• [DATA RECORDS]:
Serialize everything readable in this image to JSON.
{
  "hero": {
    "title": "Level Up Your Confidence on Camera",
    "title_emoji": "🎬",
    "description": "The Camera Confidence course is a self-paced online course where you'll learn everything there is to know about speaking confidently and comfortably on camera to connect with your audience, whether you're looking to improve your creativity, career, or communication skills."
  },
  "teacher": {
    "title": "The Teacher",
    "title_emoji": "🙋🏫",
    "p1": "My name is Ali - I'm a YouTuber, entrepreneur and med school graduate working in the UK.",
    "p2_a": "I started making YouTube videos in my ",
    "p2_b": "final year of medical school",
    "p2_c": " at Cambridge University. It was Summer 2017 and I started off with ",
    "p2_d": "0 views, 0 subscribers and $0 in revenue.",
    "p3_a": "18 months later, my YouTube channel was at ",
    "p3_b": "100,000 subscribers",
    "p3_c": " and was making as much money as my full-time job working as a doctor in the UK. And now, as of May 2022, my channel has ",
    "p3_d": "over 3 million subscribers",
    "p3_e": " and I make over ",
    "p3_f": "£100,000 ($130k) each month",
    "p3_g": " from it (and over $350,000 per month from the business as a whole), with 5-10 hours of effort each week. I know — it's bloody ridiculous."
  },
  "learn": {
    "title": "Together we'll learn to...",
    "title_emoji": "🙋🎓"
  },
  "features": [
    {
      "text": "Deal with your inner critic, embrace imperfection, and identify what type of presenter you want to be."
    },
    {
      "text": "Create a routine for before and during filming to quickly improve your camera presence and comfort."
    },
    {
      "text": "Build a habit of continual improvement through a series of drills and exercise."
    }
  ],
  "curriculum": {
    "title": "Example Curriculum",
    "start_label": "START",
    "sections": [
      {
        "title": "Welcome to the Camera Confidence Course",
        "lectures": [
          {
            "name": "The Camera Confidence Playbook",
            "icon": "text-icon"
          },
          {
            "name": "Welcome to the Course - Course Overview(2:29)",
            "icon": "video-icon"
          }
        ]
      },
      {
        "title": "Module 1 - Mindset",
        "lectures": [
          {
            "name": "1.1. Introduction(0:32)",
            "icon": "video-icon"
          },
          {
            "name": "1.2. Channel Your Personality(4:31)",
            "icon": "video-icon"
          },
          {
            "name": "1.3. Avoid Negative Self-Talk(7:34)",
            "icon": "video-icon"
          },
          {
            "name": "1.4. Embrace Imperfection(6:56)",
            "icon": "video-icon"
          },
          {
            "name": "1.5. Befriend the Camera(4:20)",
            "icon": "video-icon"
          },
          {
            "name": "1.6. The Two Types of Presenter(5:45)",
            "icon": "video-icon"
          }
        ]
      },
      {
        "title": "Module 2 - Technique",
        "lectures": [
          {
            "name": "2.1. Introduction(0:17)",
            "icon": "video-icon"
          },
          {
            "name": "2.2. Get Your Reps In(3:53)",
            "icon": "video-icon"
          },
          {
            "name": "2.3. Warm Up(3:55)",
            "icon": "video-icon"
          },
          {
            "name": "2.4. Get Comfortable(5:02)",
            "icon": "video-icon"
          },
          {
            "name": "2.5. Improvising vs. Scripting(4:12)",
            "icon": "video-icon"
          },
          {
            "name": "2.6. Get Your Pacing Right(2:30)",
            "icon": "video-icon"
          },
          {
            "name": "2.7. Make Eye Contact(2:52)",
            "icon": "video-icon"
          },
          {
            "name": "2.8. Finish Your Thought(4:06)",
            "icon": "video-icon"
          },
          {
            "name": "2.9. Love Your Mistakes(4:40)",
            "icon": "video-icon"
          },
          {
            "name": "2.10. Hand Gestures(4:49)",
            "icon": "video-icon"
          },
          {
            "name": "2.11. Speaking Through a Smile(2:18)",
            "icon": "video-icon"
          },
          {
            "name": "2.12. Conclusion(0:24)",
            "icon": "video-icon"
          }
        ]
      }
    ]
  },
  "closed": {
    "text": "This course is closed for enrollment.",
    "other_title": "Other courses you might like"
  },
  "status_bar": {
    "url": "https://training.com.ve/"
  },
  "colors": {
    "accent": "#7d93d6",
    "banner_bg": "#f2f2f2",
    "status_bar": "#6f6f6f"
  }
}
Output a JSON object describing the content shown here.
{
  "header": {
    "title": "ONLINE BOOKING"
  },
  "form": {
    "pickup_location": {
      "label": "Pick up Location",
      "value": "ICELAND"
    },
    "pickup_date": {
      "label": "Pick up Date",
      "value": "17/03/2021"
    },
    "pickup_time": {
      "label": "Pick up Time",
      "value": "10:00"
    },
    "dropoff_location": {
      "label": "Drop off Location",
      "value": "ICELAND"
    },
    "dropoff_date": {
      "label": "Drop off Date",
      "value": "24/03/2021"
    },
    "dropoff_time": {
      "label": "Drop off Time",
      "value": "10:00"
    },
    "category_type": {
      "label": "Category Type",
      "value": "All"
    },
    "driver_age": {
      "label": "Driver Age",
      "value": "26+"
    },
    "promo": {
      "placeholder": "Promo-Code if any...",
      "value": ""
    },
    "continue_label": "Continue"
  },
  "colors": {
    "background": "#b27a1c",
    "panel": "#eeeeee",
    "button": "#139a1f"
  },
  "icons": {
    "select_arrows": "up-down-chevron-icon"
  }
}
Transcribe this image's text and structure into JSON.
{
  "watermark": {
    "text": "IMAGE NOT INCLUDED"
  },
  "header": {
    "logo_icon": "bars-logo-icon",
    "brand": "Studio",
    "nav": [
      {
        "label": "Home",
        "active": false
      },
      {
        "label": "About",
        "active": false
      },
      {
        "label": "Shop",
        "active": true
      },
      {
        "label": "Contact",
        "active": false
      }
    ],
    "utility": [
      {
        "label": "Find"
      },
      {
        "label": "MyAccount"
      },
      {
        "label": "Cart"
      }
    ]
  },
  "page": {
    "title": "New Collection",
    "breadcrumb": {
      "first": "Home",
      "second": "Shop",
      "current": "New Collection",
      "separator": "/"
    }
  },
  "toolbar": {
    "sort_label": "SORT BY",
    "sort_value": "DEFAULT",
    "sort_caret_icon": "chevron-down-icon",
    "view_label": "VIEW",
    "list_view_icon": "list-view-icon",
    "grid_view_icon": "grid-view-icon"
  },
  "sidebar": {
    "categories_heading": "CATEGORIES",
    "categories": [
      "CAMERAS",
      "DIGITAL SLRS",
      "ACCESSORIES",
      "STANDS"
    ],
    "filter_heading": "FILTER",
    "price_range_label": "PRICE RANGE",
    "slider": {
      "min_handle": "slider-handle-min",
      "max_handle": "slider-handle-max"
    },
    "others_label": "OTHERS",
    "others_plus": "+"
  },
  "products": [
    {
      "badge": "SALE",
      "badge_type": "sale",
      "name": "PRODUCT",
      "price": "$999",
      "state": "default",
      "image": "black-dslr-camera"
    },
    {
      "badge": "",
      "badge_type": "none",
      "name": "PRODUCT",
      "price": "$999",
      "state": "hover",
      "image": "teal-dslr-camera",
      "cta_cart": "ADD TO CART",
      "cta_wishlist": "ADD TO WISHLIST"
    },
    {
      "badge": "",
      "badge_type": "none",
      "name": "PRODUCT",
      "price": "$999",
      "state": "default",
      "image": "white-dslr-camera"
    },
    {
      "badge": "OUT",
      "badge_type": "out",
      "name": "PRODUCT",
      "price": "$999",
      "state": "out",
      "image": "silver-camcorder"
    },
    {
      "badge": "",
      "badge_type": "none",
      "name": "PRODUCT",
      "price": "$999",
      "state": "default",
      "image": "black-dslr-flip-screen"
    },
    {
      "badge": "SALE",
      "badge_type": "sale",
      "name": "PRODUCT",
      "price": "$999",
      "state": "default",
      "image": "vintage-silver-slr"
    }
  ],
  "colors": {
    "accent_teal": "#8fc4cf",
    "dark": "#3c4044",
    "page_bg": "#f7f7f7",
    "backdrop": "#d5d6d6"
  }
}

• [TASK DIRECTIONS]: Retype the whole listing above exactly.

• [THE COMPLETED TASK]:
Serialize everything readable in this image to JSON.
{
  "hero": {
    "title": "Level Up Your Confidence on Camera",
    "title_emoji": "🎬",
    "description": "The Camera Confidence course is a self-paced online course where you'll learn everything there is to know about speaking confidently and comfortably on camera to connect with your audience, whether you're looking to improve your creativity, career, or communication skills."
  },
  "teacher": {
    "title": "The Teacher",
    "title_emoji": "🙋🏫",
    "p1": "My name is Ali - I'm a YouTuber, entrepreneur and med school graduate working in the UK.",
    "p2_a": "I started making YouTube videos in my ",
    "p2_b": "final year of medical school",
    "p2_c": " at Cambridge University. It was Summer 2017 and I started off with ",
    "p2_d": "0 views, 0 subscribers and $0 in revenue.",
    "p3_a": "18 months later, my YouTube channel was at ",
    "p3_b": "100,000 subscribers",
    "p3_c": " and was making as much money as my full-time job working as a doctor in the UK. And now, as of May 2022, my channel has ",
    "p3_d": "over 3 million subscribers",
    "p3_e": " and I make over ",
    "p3_f": "£100,000 ($130k) each month",
    "p3_g": " from it (and over $350,000 per month from the business as a whole), with 5-10 hours of effort each week. I know — it's bloody ridiculous."
  },
  "learn": {
    "title": "Together we'll learn to...",
    "title_emoji": "🙋🎓"
  },
  "features": [
    {
      "text": "Deal with your inner critic, embrace imperfection, and identify what type of presenter you want to be."
    },
    {
      "text": "Create a routine for before and during filming to quickly improve your camera presence and comfort."
    },
    {
      "text": "Build a habit of continual improvement through a series of drills and exercise."
    }
  ],
  "curriculum": {
    "title": "Example Curriculum",
    "start_label": "START",
    "sections": [
      {
        "title": "Welcome to the Camera Confidence Course",
        "lectures": [
          {
            "name": "The Camera Confidence Playbook",
            "icon": "text-icon"
          },
          {
            "name": "Welcome to the Course - Course Overview(2:29)",
            "icon": "video-icon"
          }
        ]
      },
      {
        "title": "Module 1 - Mindset",
        "lectures": [
          {
            "name": "1.1. Introduction(0:32)",
            "icon": "video-icon"
          },
          {
            "name": "1.2. Channel Your Personality(4:31)",
            "icon": "video-icon"
          },
          {
            "name": "1.3. Avoid Negative Self-Talk(7:34)",
            "icon": "video-icon"
          },
          {
            "name": "1.4. Embrace Imperfection(6:56)",
            "icon": "video-icon"
          },
          {
            "name": "1.5. Befriend the Camera(4:20)",
            "icon": "video-icon"
          },
          {
            "name": "1.6. The Two Types of Presenter(5:45)",
            "icon": "video-icon"
          }
        ]
      },
      {
        "title": "Module 2 - Technique",
        "lectures": [
          {
            "name": "2.1. Introduction(0:17)",
            "icon": "video-icon"
          },
          {
            "name": "2.2. Get Your Reps In(3:53)",
            "icon": "video-icon"
          },
          {
            "name": "2.3. Warm Up(3:55)",
            "icon": "video-icon"
          },
          {
            "name": "2.4. Get Comfortable(5:02)",
            "icon": "video-icon"
          },
          {
            "name": "2.5. Improvising vs. Scripting(4:12)",
            "icon": "video-icon"
          },
          {
            "name": "2.6. Get Your Pacing Right(2:30)",
            "icon": "video-icon"
          },
          {
            "name": "2.7. Make Eye Contact(2:52)",
            "icon": "video-icon"
          },
          {
            "name": "2.8. Finish Your Thought(4:06)",
            "icon": "video-icon"
          },
          {
            "name": "2.9. Love Your Mistakes(4:40)",
            "icon": "video-icon"
          },
          {
            "name": "2.10. Hand Gestures(4:49)",
            "icon": "video-icon"
          },
          {
            "name": "2.11. Speaking Through a Smile(2:18)",
            "icon": "video-icon"
          },
          {
            "name": "2.12. Conclusion(0:24)",
            "icon": "video-icon"
          }
        ]
      }
    ]
  },
  "closed": {
    "text": "This course is closed for enrollment.",
    "other_title": "Other courses you might like"
  },
  "status_bar": {
    "url": "https://training.com.ve/"
  },
  "colors": {
    "accent": "#7d93d6",
    "banner_bg": "#f2f2f2",
    "status_bar": "#6f6f6f"
  }
}
Output a JSON object describing the content shown here.
{
  "header": {
    "title": "ONLINE BOOKING"
  },
  "form": {
    "pickup_location": {
      "label": "Pick up Location",
      "value": "ICELAND"
    },
    "pickup_date": {
      "label": "Pick up Date",
      "value": "17/03/2021"
    },
    "pickup_time": {
      "label": "Pick up Time",
      "value": "10:00"
    },
    "dropoff_location": {
      "label": "Drop off Location",
      "value": "ICELAND"
    },
    "dropoff_date": {
      "label": "Drop off Date",
      "value": "24/03/2021"
    },
    "dropoff_time": {
      "label": "Drop off Time",
      "value": "10:00"
    },
    "category_type": {
      "label": "Category Type",
      "value": "All"
    },
    "driver_age": {
      "label": "Driver Age",
      "value": "26+"
    },
    "promo": {
      "placeholder": "Promo-Code if any...",
      "value": ""
    },
    "continue_label": "Continue"
  },
  "colors": {
    "background": "#b27a1c",
    "panel": "#eeeeee",
    "button": "#139a1f"
  },
  "icons": {
    "select_arrows": "up-down-chevron-icon"
  }
}
Transcribe this image's text and structure into JSON.
{
  "watermark": {
    "text": "IMAGE NOT INCLUDED"
  },
  "header": {
    "logo_icon": "bars-logo-icon",
    "brand": "Studio",
    "nav": [
      {
        "label": "Home",
        "active": false
      },
      {
        "label": "About",
        "active": false
      },
      {
        "label": "Shop",
        "active": true
      },
      {
        "label": "Contact",
        "active": false
      }
    ],
    "utility": [
      {
        "label": "Find"
      },
      {
        "label": "MyAccount"
      },
      {
        "label": "Cart"
      }
    ]
  },
  "page": {
    "title": "New Collection",
    "breadcrumb": {
      "first": "Home",
      "second": "Shop",
      "current": "New Collection",
      "separator": "/"
    }
  },
  "toolbar": {
    "sort_label": "SORT BY",
    "sort_value": "DEFAULT",
    "sort_caret_icon": "chevron-down-icon",
    "view_label": "VIEW",
    "list_view_icon": "list-view-icon",
    "grid_view_icon": "grid-view-icon"
  },
  "sidebar": {
    "categories_heading": "CATEGORIES",
    "categories": [
      "CAMERAS",
      "DIGITAL SLRS",
      "ACCESSORIES",
      "STANDS"
    ],
    "filter_heading": "FILTER",
    "price_range_label": "PRICE RANGE",
    "slider": {
      "min_handle": "slider-handle-min",
      "max_handle": "slider-handle-max"
    },
    "others_label": "OTHERS",
    "others_plus": "+"
  },
  "products": [
    {
      "badge": "SALE",
      "badge_type": "sale",
      "name": "PRODUCT",
      "price": "$999",
      "state": "default",
      "image": "black-dslr-camera"
    },
    {
      "badge": "",
      "badge_type": "none",
      "name": "PRODUCT",
      "price": "$999",
      "state": "hover",
      "image": "teal-dslr-camera",
      "cta_cart": "ADD TO CART",
      "cta_wishlist": "ADD TO WISHLIST"
    },
    {
      "badge": "",
      "badge_type": "none",
      "name": "PRODUCT",
      "price": "$999",
      "state": "default",
      "image": "white-dslr-camera"
    },
    {
      "badge": "OUT",
      "badge_type": "out",
      "name": "PRODUCT",
      "price": "$999",
      "state": "out",
      "image": "silver-camcorder"
    },
    {
      "badge": "",
      "badge_type": "none",
      "name": "PRODUCT",
      "price": "$999",
      "state": "default",
      "image": "black-dslr-flip-screen"
    },
    {
      "badge": "SALE",
      "badge_type": "sale",
      "name": "PRODUCT",
      "price": "$999",
      "state": "default",
      "image": "vintage-silver-slr"
    }
  ],
  "colors": {
    "accent_teal": "#8fc4cf",
    "dark": "#3c4044",
    "page_bg": "#f7f7f7",
    "backdrop": "#d5d6d6"
  }
}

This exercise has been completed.